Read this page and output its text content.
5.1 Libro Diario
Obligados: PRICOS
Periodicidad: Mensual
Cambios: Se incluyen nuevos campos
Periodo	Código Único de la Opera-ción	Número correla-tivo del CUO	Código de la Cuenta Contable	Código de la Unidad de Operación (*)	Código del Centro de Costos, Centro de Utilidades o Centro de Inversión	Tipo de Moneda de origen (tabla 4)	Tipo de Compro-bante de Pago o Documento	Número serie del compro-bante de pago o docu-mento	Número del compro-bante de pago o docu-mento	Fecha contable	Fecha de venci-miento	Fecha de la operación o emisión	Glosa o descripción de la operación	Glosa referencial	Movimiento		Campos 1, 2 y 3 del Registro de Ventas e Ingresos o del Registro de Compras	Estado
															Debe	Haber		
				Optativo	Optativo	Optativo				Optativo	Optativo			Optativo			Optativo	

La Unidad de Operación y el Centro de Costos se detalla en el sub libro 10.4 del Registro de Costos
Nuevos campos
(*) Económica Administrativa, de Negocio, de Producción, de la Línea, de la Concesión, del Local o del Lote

..........

WORK REQUIRED
Reproduce the entries above exactly.

ANSWER
Read this page and output its text content.
5.1 Libro Diario
Obligados: PRICOS
Periodicidad: Mensual
Cambios: Se incluyen nuevos campos
Periodo	Código Único de la Opera-ción	Número correla-tivo del CUO	Código de la Cuenta Contable	Código de la Unidad de Operación (*)	Código del Centro de Costos, Centro de Utilidades o Centro de Inversión	Tipo de Moneda de origen (tabla 4)	Tipo de Compro-bante de Pago o Documento	Número serie del compro-bante de pago o docu-mento	Número del compro-bante de pago o docu-mento	Fecha contable	Fecha de venci-miento	Fecha de la operación o emisión	Glosa o descripción de la operación	Glosa referencial	Movimiento		Campos 1, 2 y 3 del Registro de Ventas e Ingresos o del Registro de Compras	Estado
															Debe	Haber		
				Optativo	Optativo	Optativo				Optativo	Optativo			Optativo			Optativo	

La Unidad de Operación y el Centro de Costos se detalla en el sub libro 10.4 del Registro de Costos
Nuevos campos
(*) Económica Administrativa, de Negocio, de Producción, de la Línea, de la Concesión, del Local o del Lote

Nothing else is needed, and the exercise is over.